### AIM OF THE TASK
From the listing below, select every line where the word "ยนาท" appears.

### ENTRIES PROVIDED
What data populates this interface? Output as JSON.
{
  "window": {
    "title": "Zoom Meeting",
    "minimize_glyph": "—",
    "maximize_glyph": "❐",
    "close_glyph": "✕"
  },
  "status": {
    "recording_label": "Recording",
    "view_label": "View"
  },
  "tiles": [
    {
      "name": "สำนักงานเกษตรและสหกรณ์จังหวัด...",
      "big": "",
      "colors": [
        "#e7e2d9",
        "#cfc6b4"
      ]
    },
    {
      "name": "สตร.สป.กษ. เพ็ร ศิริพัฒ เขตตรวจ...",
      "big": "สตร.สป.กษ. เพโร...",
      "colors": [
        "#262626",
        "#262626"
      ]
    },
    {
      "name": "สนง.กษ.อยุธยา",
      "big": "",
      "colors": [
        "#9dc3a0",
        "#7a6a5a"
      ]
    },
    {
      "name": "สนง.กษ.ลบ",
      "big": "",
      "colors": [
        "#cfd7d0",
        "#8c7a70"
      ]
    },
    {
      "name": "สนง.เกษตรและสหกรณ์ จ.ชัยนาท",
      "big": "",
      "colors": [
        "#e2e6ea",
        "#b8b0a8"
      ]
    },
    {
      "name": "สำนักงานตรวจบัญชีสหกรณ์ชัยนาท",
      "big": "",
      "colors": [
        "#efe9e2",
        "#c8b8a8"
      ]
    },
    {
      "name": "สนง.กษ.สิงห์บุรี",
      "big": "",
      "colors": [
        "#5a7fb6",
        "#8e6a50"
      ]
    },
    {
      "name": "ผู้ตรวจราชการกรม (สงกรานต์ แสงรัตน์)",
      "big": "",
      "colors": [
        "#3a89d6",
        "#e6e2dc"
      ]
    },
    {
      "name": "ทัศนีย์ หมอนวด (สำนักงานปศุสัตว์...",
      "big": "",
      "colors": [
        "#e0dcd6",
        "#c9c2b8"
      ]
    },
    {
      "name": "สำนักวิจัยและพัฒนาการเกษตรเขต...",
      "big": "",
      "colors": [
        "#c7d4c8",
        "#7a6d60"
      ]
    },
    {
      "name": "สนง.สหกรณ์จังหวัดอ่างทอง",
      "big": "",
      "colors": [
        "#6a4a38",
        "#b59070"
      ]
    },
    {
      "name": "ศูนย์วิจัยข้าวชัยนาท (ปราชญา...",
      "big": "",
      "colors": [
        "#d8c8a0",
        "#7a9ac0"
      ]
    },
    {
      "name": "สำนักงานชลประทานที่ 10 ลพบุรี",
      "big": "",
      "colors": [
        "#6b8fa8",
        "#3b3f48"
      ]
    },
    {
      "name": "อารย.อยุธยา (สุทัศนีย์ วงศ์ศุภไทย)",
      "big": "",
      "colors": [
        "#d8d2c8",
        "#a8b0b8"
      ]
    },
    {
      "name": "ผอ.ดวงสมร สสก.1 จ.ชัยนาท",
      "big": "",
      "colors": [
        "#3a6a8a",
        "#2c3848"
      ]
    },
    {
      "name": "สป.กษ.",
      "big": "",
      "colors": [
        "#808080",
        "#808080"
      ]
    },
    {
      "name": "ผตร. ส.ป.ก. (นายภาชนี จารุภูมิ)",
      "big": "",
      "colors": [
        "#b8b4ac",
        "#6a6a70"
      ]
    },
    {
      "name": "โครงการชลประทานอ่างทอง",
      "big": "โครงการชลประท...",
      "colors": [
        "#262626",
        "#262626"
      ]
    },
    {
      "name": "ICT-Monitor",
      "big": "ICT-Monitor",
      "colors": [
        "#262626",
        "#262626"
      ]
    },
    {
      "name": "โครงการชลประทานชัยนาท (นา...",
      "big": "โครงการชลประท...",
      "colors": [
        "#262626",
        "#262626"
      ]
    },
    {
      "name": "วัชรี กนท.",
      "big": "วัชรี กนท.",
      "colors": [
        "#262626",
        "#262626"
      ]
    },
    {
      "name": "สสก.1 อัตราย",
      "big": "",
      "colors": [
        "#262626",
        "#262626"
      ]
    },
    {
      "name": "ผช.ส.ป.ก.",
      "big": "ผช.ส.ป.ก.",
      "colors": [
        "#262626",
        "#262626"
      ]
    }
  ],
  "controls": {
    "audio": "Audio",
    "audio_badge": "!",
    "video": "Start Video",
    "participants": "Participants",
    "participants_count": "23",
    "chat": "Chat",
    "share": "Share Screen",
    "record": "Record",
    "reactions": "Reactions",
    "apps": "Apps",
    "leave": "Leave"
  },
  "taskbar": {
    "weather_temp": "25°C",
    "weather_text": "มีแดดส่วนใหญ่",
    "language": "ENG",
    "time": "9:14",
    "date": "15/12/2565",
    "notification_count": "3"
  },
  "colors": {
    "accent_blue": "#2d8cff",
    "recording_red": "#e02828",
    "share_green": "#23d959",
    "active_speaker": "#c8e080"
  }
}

### SOLUTION
      "name": "สนง.เกษตรและสหกรณ์ จ.ชัยนาท",
      "name": "สำนักงานตรวจบัญชีสหกรณ์ชัยนาท",
      "name": "ศูนย์วิจัยข้าวชัยนาท (ปราชญา...",
      "name": "ผอ.ดวงสมร สสก.1 จ.ชัยนาท",
      "name": "โครงการชลประทานชัยนาท (นา...",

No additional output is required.